WRITTEN EXERCISE →
Please reproduce every record, keeping each one exactly as written.

[Collected data entries]

%%

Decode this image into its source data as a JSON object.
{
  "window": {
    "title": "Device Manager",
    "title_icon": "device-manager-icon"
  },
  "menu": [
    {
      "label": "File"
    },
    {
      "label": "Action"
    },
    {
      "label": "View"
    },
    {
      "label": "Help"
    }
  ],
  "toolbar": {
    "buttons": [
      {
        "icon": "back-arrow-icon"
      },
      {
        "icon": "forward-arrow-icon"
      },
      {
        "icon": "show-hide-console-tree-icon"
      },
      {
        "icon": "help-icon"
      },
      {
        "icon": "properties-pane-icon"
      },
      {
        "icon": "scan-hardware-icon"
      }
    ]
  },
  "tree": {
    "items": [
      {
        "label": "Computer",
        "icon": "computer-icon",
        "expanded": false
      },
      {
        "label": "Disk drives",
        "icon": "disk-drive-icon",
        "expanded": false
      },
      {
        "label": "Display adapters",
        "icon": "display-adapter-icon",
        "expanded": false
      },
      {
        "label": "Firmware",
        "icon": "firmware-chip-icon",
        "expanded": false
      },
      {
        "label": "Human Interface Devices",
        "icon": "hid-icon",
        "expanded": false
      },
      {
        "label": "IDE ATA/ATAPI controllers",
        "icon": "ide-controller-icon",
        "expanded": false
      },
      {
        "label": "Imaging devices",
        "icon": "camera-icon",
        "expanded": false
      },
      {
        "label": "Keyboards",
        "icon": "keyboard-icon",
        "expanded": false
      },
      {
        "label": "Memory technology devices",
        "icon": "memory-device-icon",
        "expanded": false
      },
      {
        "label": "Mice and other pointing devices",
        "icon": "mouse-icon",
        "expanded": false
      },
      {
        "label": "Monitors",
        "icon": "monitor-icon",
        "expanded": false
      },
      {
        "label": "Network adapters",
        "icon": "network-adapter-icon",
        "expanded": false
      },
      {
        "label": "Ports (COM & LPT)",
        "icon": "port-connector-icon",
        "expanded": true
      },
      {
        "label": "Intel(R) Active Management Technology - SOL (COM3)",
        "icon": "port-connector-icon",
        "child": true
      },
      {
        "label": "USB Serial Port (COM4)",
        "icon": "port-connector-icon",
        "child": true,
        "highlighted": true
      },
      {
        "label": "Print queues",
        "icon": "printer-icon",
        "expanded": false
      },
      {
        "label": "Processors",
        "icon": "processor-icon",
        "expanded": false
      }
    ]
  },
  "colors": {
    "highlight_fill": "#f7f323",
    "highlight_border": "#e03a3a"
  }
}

%%

REPLY TO THE EXERCISE →
Decode this image into its source data as a JSON object.
{
  "window": {
    "title": "Device Manager",
    "title_icon": "device-manager-icon"
  },
  "menu": [
    {
      "label": "File"
    },
    {
      "label": "Action"
    },
    {
      "label": "View"
    },
    {
      "label": "Help"
    }
  ],
  "toolbar": {
    "buttons": [
      {
        "icon": "back-arrow-icon"
      },
      {
        "icon": "forward-arrow-icon"
      },
      {
        "icon": "show-hide-console-tree-icon"
      },
      {
        "icon": "help-icon"
      },
      {
        "icon": "properties-pane-icon"
      },
      {
        "icon": "scan-hardware-icon"
      }
    ]
  },
  "tree": {
    "items": [
      {
        "label": "Computer",
        "icon": "computer-icon",
        "expanded": false
      },
      {
        "label": "Disk drives",
        "icon": "disk-drive-icon",
        "expanded": false
      },
      {
        "label": "Display adapters",
        "icon": "display-adapter-icon",
        "expanded": false
      },
      {
        "label": "Firmware",
        "icon": "firmware-chip-icon",
        "expanded": false
      },
      {
        "label": "Human Interface Devices",
        "icon": "hid-icon",
        "expanded": false
      },
      {
        "label": "IDE ATA/ATAPI controllers",
        "icon": "ide-controller-icon",
        "expanded": false
      },
      {
        "label": "Imaging devices",
        "icon": "camera-icon",
        "expanded": false
      },
      {
        "label": "Keyboards",
        "icon": "keyboard-icon",
        "expanded": false
      },
      {
        "label": "Memory technology devices",
        "icon": "memory-device-icon",
        "expanded": false
      },
      {
        "label": "Mice and other pointing devices",
        "icon": "mouse-icon",
        "expanded": false
      },
      {
        "label": "Monitors",
        "icon": "monitor-icon",
        "expanded": false
      },
      {
        "label": "Network adapters",
        "icon": "network-adapter-icon",
        "expanded": false
      },
      {
        "label": "Ports (COM & LPT)",
        "icon": "port-connector-icon",
        "expanded": true
      },
      {
        "label": "Intel(R) Active Management Technology - SOL (COM3)",
        "icon": "port-connector-icon",
        "child": true
      },
      {
        "label": "USB Serial Port (COM4)",
        "icon": "port-connector-icon",
        "child": true,
        "highlighted": true
      },
      {
        "label": "Print queues",
        "icon": "printer-icon",
        "expanded": false
      },
      {
        "label": "Processors",
        "icon": "processor-icon",
        "expanded": false
      }
    ]
  },
  "colors": {
    "highlight_fill": "#f7f323",
    "highlight_border": "#e03a3a"
  }
}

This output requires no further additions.